- **RECORDS PROVIDED**

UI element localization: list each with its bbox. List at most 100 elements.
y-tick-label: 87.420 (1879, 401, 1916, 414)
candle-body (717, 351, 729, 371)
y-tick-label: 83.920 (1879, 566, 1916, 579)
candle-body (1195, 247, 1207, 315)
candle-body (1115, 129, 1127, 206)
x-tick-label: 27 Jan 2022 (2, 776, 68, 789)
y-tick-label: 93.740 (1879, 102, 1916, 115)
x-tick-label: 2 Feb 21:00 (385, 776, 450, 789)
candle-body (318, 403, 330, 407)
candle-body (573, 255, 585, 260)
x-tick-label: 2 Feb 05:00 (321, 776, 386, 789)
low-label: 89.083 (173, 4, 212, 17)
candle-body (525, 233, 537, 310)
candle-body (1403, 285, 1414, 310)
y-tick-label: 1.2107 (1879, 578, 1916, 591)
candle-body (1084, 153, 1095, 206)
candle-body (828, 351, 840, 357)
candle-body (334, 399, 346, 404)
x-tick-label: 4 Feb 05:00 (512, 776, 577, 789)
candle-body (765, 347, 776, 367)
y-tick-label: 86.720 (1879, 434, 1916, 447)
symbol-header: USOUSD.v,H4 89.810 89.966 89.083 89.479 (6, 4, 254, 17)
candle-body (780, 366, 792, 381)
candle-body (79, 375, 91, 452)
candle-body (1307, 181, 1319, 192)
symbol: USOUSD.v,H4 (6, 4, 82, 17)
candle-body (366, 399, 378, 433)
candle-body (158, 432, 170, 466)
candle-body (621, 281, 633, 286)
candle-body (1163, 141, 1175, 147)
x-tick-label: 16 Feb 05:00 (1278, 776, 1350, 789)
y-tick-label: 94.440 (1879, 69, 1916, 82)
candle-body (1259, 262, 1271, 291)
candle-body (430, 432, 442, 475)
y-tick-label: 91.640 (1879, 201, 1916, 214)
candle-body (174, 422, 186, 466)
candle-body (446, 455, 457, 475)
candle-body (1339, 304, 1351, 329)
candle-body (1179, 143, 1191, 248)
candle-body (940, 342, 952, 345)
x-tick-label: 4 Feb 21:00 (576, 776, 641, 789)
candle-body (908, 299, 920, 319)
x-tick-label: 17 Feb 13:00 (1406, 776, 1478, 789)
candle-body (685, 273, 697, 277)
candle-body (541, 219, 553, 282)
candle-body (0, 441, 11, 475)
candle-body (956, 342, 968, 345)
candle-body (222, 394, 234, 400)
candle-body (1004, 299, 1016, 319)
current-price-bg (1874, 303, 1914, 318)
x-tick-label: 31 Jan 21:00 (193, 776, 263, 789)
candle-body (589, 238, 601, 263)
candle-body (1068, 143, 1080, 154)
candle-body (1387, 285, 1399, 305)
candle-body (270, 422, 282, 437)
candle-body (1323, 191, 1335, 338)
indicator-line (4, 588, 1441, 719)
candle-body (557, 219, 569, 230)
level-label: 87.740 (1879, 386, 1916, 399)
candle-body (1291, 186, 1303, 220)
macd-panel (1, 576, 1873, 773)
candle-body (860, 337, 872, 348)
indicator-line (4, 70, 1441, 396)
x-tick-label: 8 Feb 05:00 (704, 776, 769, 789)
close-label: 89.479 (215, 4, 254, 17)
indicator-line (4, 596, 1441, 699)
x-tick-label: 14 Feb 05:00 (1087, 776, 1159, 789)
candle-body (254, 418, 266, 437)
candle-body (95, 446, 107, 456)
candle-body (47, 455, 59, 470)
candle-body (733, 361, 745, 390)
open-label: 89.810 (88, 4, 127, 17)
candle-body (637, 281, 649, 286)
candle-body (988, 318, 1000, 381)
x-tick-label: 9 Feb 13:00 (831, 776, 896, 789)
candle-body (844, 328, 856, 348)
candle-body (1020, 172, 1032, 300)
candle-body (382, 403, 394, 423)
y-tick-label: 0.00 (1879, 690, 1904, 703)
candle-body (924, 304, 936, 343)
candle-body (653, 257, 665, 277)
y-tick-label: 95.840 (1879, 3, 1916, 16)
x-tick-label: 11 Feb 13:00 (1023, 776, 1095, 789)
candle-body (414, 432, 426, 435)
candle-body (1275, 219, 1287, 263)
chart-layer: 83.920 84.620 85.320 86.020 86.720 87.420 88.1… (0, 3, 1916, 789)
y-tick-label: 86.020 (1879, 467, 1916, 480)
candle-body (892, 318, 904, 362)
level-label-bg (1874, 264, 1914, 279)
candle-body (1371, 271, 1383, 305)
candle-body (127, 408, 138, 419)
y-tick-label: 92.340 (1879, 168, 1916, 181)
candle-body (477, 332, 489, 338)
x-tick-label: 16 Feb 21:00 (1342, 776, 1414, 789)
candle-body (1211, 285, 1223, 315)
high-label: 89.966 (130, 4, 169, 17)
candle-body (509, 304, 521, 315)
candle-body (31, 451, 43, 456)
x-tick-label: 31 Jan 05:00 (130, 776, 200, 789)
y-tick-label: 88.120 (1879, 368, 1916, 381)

- **REQUEST**
Could you repeat every line of the data above verbatim, leaving nothing out and changing nothing?

- **THE REPLY**
UI element localization: list each with its bbox. List at most 100 elements.
y-tick-label: 87.420 (1879, 401, 1916, 414)
candle-body (717, 351, 729, 371)
y-tick-label: 83.920 (1879, 566, 1916, 579)
candle-body (1195, 247, 1207, 315)
candle-body (1115, 129, 1127, 206)
x-tick-label: 27 Jan 2022 (2, 776, 68, 789)
y-tick-label: 93.740 (1879, 102, 1916, 115)
x-tick-label: 2 Feb 21:00 (385, 776, 450, 789)
candle-body (318, 403, 330, 407)
candle-body (573, 255, 585, 260)
x-tick-label: 2 Feb 05:00 (321, 776, 386, 789)
low-label: 89.083 (173, 4, 212, 17)
candle-body (525, 233, 537, 310)
candle-body (1403, 285, 1414, 310)
y-tick-label: 1.2107 (1879, 578, 1916, 591)
candle-body (1084, 153, 1095, 206)
candle-body (828, 351, 840, 357)
candle-body (334, 399, 346, 404)
x-tick-label: 4 Feb 05:00 (512, 776, 577, 789)
candle-body (765, 347, 776, 367)
y-tick-label: 86.720 (1879, 434, 1916, 447)
symbol-header: USOUSD.v,H4 89.810 89.966 89.083 89.479 (6, 4, 254, 17)
candle-body (780, 366, 792, 381)
candle-body (79, 375, 91, 452)
candle-body (1307, 181, 1319, 192)
symbol: USOUSD.v,H4 (6, 4, 82, 17)
candle-body (366, 399, 378, 433)
candle-body (158, 432, 170, 466)
candle-body (621, 281, 633, 286)
candle-body (1163, 141, 1175, 147)
x-tick-label: 16 Feb 05:00 (1278, 776, 1350, 789)
y-tick-label: 94.440 (1879, 69, 1916, 82)
candle-body (1259, 262, 1271, 291)
candle-body (430, 432, 442, 475)
y-tick-label: 91.640 (1879, 201, 1916, 214)
candle-body (174, 422, 186, 466)
candle-body (446, 455, 457, 475)
candle-body (1339, 304, 1351, 329)
candle-body (1179, 143, 1191, 248)
candle-body (940, 342, 952, 345)
x-tick-label: 4 Feb 21:00 (576, 776, 641, 789)
candle-body (908, 299, 920, 319)
x-tick-label: 17 Feb 13:00 (1406, 776, 1478, 789)
candle-body (685, 273, 697, 277)
candle-body (541, 219, 553, 282)
candle-body (0, 441, 11, 475)
candle-body (956, 342, 968, 345)
candle-body (222, 394, 234, 400)
candle-body (1004, 299, 1016, 319)
current-price-bg (1874, 303, 1914, 318)
x-tick-label: 31 Jan 21:00 (193, 776, 263, 789)
candle-body (589, 238, 601, 263)
candle-body (1068, 143, 1080, 154)
candle-body (1387, 285, 1399, 305)
candle-body (270, 422, 282, 437)
candle-body (1323, 191, 1335, 338)
indicator-line (4, 588, 1441, 719)
candle-body (557, 219, 569, 230)
level-label: 87.740 (1879, 386, 1916, 399)
candle-body (1291, 186, 1303, 220)
macd-panel (1, 576, 1873, 773)
candle-body (860, 337, 872, 348)
indicator-line (4, 70, 1441, 396)
x-tick-label: 8 Feb 05:00 (704, 776, 769, 789)
close-label: 89.479 (215, 4, 254, 17)
indicator-line (4, 596, 1441, 699)
x-tick-label: 14 Feb 05:00 (1087, 776, 1159, 789)
candle-body (254, 418, 266, 437)
candle-body (95, 446, 107, 456)
candle-body (47, 455, 59, 470)
candle-body (733, 361, 745, 390)
open-label: 89.810 (88, 4, 127, 17)
candle-body (637, 281, 649, 286)
candle-body (988, 318, 1000, 381)
x-tick-label: 9 Feb 13:00 (831, 776, 896, 789)
candle-body (844, 328, 856, 348)
candle-body (1020, 172, 1032, 300)
candle-body (382, 403, 394, 423)
y-tick-label: 0.00 (1879, 690, 1904, 703)
candle-body (924, 304, 936, 343)
candle-body (653, 257, 665, 277)
y-tick-label: 95.840 (1879, 3, 1916, 16)
x-tick-label: 11 Feb 13:00 (1023, 776, 1095, 789)
candle-body (414, 432, 426, 435)
candle-body (1275, 219, 1287, 263)
chart-layer: 83.920 84.620 85.320 86.020 86.720 87.420 88.1… (0, 3, 1916, 789)
y-tick-label: 86.020 (1879, 467, 1916, 480)
candle-body (892, 318, 904, 362)
level-label-bg (1874, 264, 1914, 279)
candle-body (1371, 271, 1383, 305)
candle-body (127, 408, 138, 419)
y-tick-label: 92.340 (1879, 168, 1916, 181)
candle-body (477, 332, 489, 338)
x-tick-label: 16 Feb 21:00 (1342, 776, 1414, 789)
candle-body (1211, 285, 1223, 315)
high-label: 89.966 (130, 4, 169, 17)
candle-body (509, 304, 521, 315)
candle-body (31, 451, 43, 456)
x-tick-label: 31 Jan 05:00 (130, 776, 200, 789)
y-tick-label: 88.120 (1879, 368, 1916, 381)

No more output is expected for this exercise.